Data provided -

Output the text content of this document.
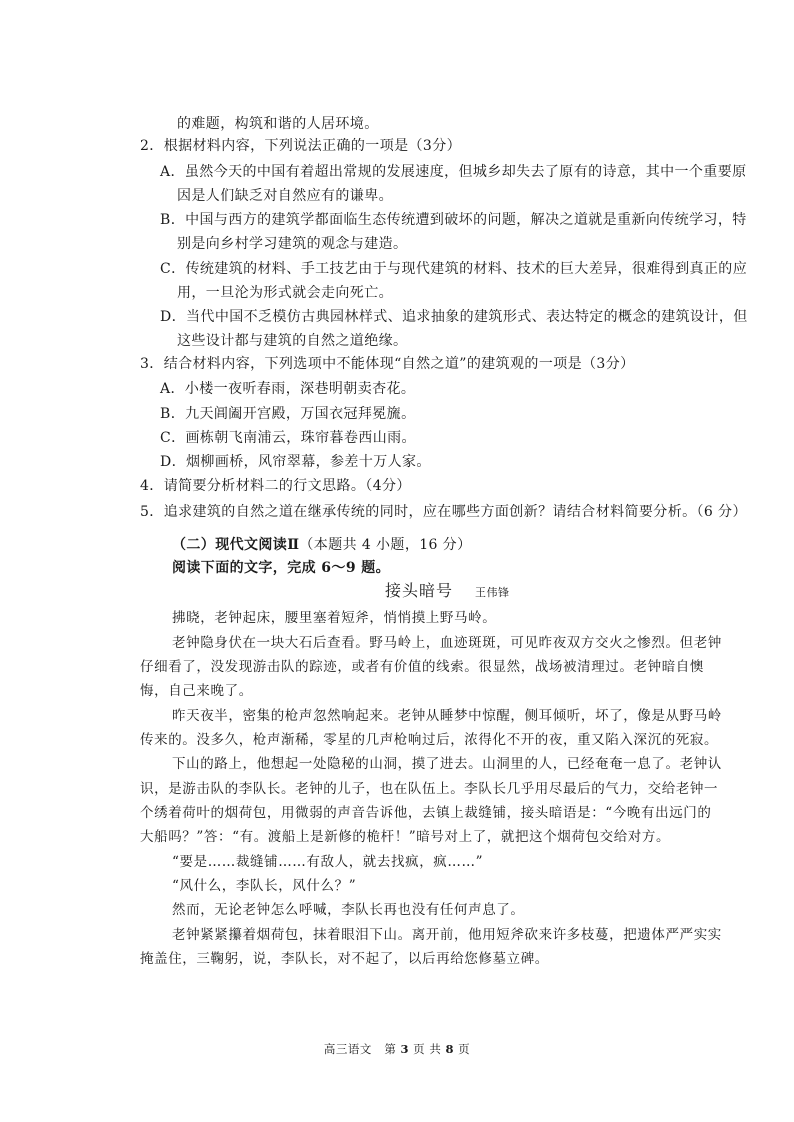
的难题，构筑和谐的人居环境。
2．根据材料内容，下列说法正确的一项是（3分）
A．虽然今天的中国有着超出常规的发展速度，但城乡却失去了原有的诗意，其中一个重要原
因是人们缺乏对自然应有的谦卑。
B．中国与西方的建筑学都面临生态传统遭到破坏的问题，解决之道就是重新向传统学习，特
别是向乡村学习建筑的观念与建造。
C．传统建筑的材料、手工技艺由于与现代建筑的材料、技术的巨大差异，很难得到真正的应
用，一旦沦为形式就会走向死亡。
D．当代中国不乏模仿古典园林样式、追求抽象的建筑形式、表达特定的概念的建筑设计，但
这些设计都与建筑的自然之道绝缘。
3．结合材料内容，下列选项中不能体现“自然之道”的建筑观的一项是（3分）
A．小楼一夜听春雨，深巷明朝卖杏花。
B．九天阊阖开宫殿，万国衣冠拜冕旒。
C．画栋朝飞南浦云，珠帘暮卷西山雨。
D．烟柳画桥，风帘翠幕，参差十万人家。
4．请简要分析材料二的行文思路。（4分）
5．追求建筑的自然之道在继承传统的同时，应在哪些方面创新？请结合材料简要分析。（6 分）
（二）现代文阅读Ⅱ（本题共 4 小题，16 分）
阅读下面的文字，完成 6～9 题。
接头暗号 王伟锋
拂晓，老钟起床，腰里塞着短斧，悄悄摸上野马岭。
老钟隐身伏在一块大石后查看。野马岭上，血迹斑斑，可见昨夜双方交火之惨烈。但老钟
仔细看了，没发现游击队的踪迹，或者有价值的线索。很显然，战场被清理过。老钟暗自懊
悔，自己来晚了。
昨天夜半，密集的枪声忽然响起来。老钟从睡梦中惊醒，侧耳倾听，坏了，像是从野马岭
传来的。没多久，枪声渐稀，零星的几声枪响过后，浓得化不开的夜，重又陷入深沉的死寂。
下山的路上，他想起一处隐秘的山洞，摸了进去。山洞里的人，已经奄奄一息了。老钟认
识，是游击队的李队长。老钟的儿子，也在队伍上。李队长几乎用尽最后的气力，交给老钟一
个绣着荷叶的烟荷包，用微弱的声音告诉他，去镇上裁缝铺，接头暗语是：“今晚有出远门的
大船吗？”答：“有。渡船上是新修的桅杆！”暗号对上了，就把这个烟荷包交给对方。
“要是……裁缝铺……有敌人，就去找疯，疯……”
“风什么，李队长，风什么？”
然而，无论老钟怎么呼喊，李队长再也没有任何声息了。
老钟紧紧攥着烟荷包，抹着眼泪下山。离开前，他用短斧砍来许多枝蔓，把遗体严严实实
掩盖住，三鞠躬，说，李队长，对不起了，以后再给您修墓立碑。
高三语文 第 3 页 共 8 页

To be done - Quote the entries in full. Any image among them is to be omitted from the copy.

Reply -
Output the text content of this document.
的难题，构筑和谐的人居环境。
2．根据材料内容，下列说法正确的一项是（3分）
A．虽然今天的中国有着超出常规的发展速度，但城乡却失去了原有的诗意，其中一个重要原
因是人们缺乏对自然应有的谦卑。
B．中国与西方的建筑学都面临生态传统遭到破坏的问题，解决之道就是重新向传统学习，特
别是向乡村学习建筑的观念与建造。
C．传统建筑的材料、手工技艺由于与现代建筑的材料、技术的巨大差异，很难得到真正的应
用，一旦沦为形式就会走向死亡。
D．当代中国不乏模仿古典园林样式、追求抽象的建筑形式、表达特定的概念的建筑设计，但
这些设计都与建筑的自然之道绝缘。
3．结合材料内容，下列选项中不能体现“自然之道”的建筑观的一项是（3分）
A．小楼一夜听春雨，深巷明朝卖杏花。
B．九天阊阖开宫殿，万国衣冠拜冕旒。
C．画栋朝飞南浦云，珠帘暮卷西山雨。
D．烟柳画桥，风帘翠幕，参差十万人家。
4．请简要分析材料二的行文思路。（4分）
5．追求建筑的自然之道在继承传统的同时，应在哪些方面创新？请结合材料简要分析。（6 分）
（二）现代文阅读Ⅱ（本题共 4 小题，16 分）
阅读下面的文字，完成 6～9 题。
接头暗号 王伟锋
拂晓，老钟起床，腰里塞着短斧，悄悄摸上野马岭。
老钟隐身伏在一块大石后查看。野马岭上，血迹斑斑，可见昨夜双方交火之惨烈。但老钟
仔细看了，没发现游击队的踪迹，或者有价值的线索。很显然，战场被清理过。老钟暗自懊
悔，自己来晚了。
昨天夜半，密集的枪声忽然响起来。老钟从睡梦中惊醒，侧耳倾听，坏了，像是从野马岭
传来的。没多久，枪声渐稀，零星的几声枪响过后，浓得化不开的夜，重又陷入深沉的死寂。
下山的路上，他想起一处隐秘的山洞，摸了进去。山洞里的人，已经奄奄一息了。老钟认
识，是游击队的李队长。老钟的儿子，也在队伍上。李队长几乎用尽最后的气力，交给老钟一
个绣着荷叶的烟荷包，用微弱的声音告诉他，去镇上裁缝铺，接头暗语是：“今晚有出远门的
大船吗？”答：“有。渡船上是新修的桅杆！”暗号对上了，就把这个烟荷包交给对方。
“要是……裁缝铺……有敌人，就去找疯，疯……”
“风什么，李队长，风什么？”
然而，无论老钟怎么呼喊，李队长再也没有任何声息了。
老钟紧紧攥着烟荷包，抹着眼泪下山。离开前，他用短斧砍来许多枝蔓，把遗体严严实实
掩盖住，三鞠躬，说，李队长，对不起了，以后再给您修墓立碑。
高三语文 第 3 页 共 8 页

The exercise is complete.